### STATED EXERCISE
Restate, word for word, every line of the data.

** start of THE RECORDS **

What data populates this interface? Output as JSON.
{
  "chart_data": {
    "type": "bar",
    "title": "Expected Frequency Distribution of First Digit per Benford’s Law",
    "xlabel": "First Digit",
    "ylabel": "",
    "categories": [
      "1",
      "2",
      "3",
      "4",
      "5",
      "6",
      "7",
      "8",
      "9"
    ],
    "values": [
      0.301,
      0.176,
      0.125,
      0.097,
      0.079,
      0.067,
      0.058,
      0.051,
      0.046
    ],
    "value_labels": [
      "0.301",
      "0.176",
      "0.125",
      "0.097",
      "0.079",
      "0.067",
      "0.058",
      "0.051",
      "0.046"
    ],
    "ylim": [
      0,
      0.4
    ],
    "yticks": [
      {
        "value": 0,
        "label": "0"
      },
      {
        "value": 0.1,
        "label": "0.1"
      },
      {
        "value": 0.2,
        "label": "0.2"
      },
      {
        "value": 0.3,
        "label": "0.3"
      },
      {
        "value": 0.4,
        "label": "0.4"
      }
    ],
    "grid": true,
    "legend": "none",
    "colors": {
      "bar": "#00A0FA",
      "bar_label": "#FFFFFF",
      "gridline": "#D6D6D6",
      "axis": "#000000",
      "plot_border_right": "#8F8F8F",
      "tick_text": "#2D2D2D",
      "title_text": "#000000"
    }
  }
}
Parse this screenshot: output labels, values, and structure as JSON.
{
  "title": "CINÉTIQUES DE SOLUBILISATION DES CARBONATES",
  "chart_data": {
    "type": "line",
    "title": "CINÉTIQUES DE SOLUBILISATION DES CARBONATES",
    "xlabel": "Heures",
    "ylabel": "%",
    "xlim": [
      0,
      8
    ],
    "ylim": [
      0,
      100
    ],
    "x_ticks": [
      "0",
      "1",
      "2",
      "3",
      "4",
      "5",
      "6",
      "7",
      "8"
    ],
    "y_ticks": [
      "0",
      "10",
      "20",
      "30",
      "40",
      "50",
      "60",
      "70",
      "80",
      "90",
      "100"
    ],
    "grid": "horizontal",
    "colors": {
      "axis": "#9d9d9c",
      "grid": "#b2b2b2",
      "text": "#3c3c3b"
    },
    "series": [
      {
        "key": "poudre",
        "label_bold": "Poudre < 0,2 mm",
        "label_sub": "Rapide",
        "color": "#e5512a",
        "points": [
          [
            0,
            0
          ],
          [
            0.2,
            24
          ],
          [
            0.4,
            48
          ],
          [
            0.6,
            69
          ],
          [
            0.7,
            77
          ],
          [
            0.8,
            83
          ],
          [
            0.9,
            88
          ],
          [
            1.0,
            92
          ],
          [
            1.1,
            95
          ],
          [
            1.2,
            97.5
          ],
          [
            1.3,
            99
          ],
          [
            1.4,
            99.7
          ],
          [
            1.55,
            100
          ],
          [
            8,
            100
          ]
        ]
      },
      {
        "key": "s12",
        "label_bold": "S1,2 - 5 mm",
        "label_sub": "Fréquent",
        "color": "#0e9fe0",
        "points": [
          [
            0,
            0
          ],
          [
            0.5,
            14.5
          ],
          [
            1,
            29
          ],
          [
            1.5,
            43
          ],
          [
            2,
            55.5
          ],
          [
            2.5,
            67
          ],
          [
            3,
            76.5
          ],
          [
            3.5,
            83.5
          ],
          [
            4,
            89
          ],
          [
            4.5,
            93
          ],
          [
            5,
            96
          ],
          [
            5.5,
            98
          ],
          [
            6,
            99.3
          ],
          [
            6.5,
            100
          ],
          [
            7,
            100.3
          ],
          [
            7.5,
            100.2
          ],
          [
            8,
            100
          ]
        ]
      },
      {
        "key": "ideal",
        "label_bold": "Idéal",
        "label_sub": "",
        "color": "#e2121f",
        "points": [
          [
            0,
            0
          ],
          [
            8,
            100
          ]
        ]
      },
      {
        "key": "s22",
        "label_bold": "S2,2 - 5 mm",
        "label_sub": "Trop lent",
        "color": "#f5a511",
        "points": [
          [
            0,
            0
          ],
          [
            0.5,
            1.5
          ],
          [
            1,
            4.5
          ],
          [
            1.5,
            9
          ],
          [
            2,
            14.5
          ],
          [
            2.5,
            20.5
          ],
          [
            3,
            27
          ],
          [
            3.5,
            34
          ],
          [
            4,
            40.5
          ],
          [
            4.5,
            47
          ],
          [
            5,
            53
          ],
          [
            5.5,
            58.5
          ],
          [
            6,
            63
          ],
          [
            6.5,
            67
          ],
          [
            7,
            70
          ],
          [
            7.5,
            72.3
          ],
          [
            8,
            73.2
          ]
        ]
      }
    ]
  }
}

** end of THE RECORDS **

### EXERCISE OUTPUT
What data populates this interface? Output as JSON.
{
  "chart_data": {
    "type": "bar",
    "title": "Expected Frequency Distribution of First Digit per Benford’s Law",
    "xlabel": "First Digit",
    "ylabel": "",
    "categories": [
      "1",
      "2",
      "3",
      "4",
      "5",
      "6",
      "7",
      "8",
      "9"
    ],
    "values": [
      0.301,
      0.176,
      0.125,
      0.097,
      0.079,
      0.067,
      0.058,
      0.051,
      0.046
    ],
    "value_labels": [
      "0.301",
      "0.176",
      "0.125",
      "0.097",
      "0.079",
      "0.067",
      "0.058",
      "0.051",
      "0.046"
    ],
    "ylim": [
      0,
      0.4
    ],
    "yticks": [
      {
        "value": 0,
        "label": "0"
      },
      {
        "value": 0.1,
        "label": "0.1"
      },
      {
        "value": 0.2,
        "label": "0.2"
      },
      {
        "value": 0.3,
        "label": "0.3"
      },
      {
        "value": 0.4,
        "label": "0.4"
      }
    ],
    "grid": true,
    "legend": "none",
    "colors": {
      "bar": "#00A0FA",
      "bar_label": "#FFFFFF",
      "gridline": "#D6D6D6",
      "axis": "#000000",
      "plot_border_right": "#8F8F8F",
      "tick_text": "#2D2D2D",
      "title_text": "#000000"
    }
  }
}
Parse this screenshot: output labels, values, and structure as JSON.
{
  "title": "CINÉTIQUES DE SOLUBILISATION DES CARBONATES",
  "chart_data": {
    "type": "line",
    "title": "CINÉTIQUES DE SOLUBILISATION DES CARBONATES",
    "xlabel": "Heures",
    "ylabel": "%",
    "xlim": [
      0,
      8
    ],
    "ylim": [
      0,
      100
    ],
    "x_ticks": [
      "0",
      "1",
      "2",
      "3",
      "4",
      "5",
      "6",
      "7",
      "8"
    ],
    "y_ticks": [
      "0",
      "10",
      "20",
      "30",
      "40",
      "50",
      "60",
      "70",
      "80",
      "90",
      "100"
    ],
    "grid": "horizontal",
    "colors": {
      "axis": "#9d9d9c",
      "grid": "#b2b2b2",
      "text": "#3c3c3b"
    },
    "series": [
      {
        "key": "poudre",
        "label_bold": "Poudre < 0,2 mm",
        "label_sub": "Rapide",
        "color": "#e5512a",
        "points": [
          [
            0,
            0
          ],
          [
            0.2,
            24
          ],
          [
            0.4,
            48
          ],
          [
            0.6,
            69
          ],
          [
            0.7,
            77
          ],
          [
            0.8,
            83
          ],
          [
            0.9,
            88
          ],
          [
            1.0,
            92
          ],
          [
            1.1,
            95
          ],
          [
            1.2,
            97.5
          ],
          [
            1.3,
            99
          ],
          [
            1.4,
            99.7
          ],
          [
            1.55,
            100
          ],
          [
            8,
            100
          ]
        ]
      },
      {
        "key": "s12",
        "label_bold": "S1,2 - 5 mm",
        "label_sub": "Fréquent",
        "color": "#0e9fe0",
        "points": [
          [
            0,
            0
          ],
          [
            0.5,
            14.5
          ],
          [
            1,
            29
          ],
          [
            1.5,
            43
          ],
          [
            2,
            55.5
          ],
          [
            2.5,
            67
          ],
          [
            3,
            76.5
          ],
          [
            3.5,
            83.5
          ],
          [
            4,
            89
          ],
          [
            4.5,
            93
          ],
          [
            5,
            96
          ],
          [
            5.5,
            98
          ],
          [
            6,
            99.3
          ],
          [
            6.5,
            100
          ],
          [
            7,
            100.3
          ],
          [
            7.5,
            100.2
          ],
          [
            8,
            100
          ]
        ]
      },
      {
        "key": "ideal",
        "label_bold": "Idéal",
        "label_sub": "",
        "color": "#e2121f",
        "points": [
          [
            0,
            0
          ],
          [
            8,
            100
          ]
        ]
      },
      {
        "key": "s22",
        "label_bold": "S2,2 - 5 mm",
        "label_sub": "Trop lent",
        "color": "#f5a511",
        "points": [
          [
            0,
            0
          ],
          [
            0.5,
            1.5
          ],
          [
            1,
            4.5
          ],
          [
            1.5,
            9
          ],
          [
            2,
            14.5
          ],
          [
            2.5,
            20.5
          ],
          [
            3,
            27
          ],
          [
            3.5,
            34
          ],
          [
            4,
            40.5
          ],
          [
            4.5,
            47
          ],
          [
            5,
            53
          ],
          [
            5.5,
            58.5
          ],
          [
            6,
            63
          ],
          [
            6.5,
            67
          ],
          [
            7,
            70
          ],
          [
            7.5,
            72.3
          ],
          [
            8,
            73.2
          ]
        ]
      }
    ]
  }
}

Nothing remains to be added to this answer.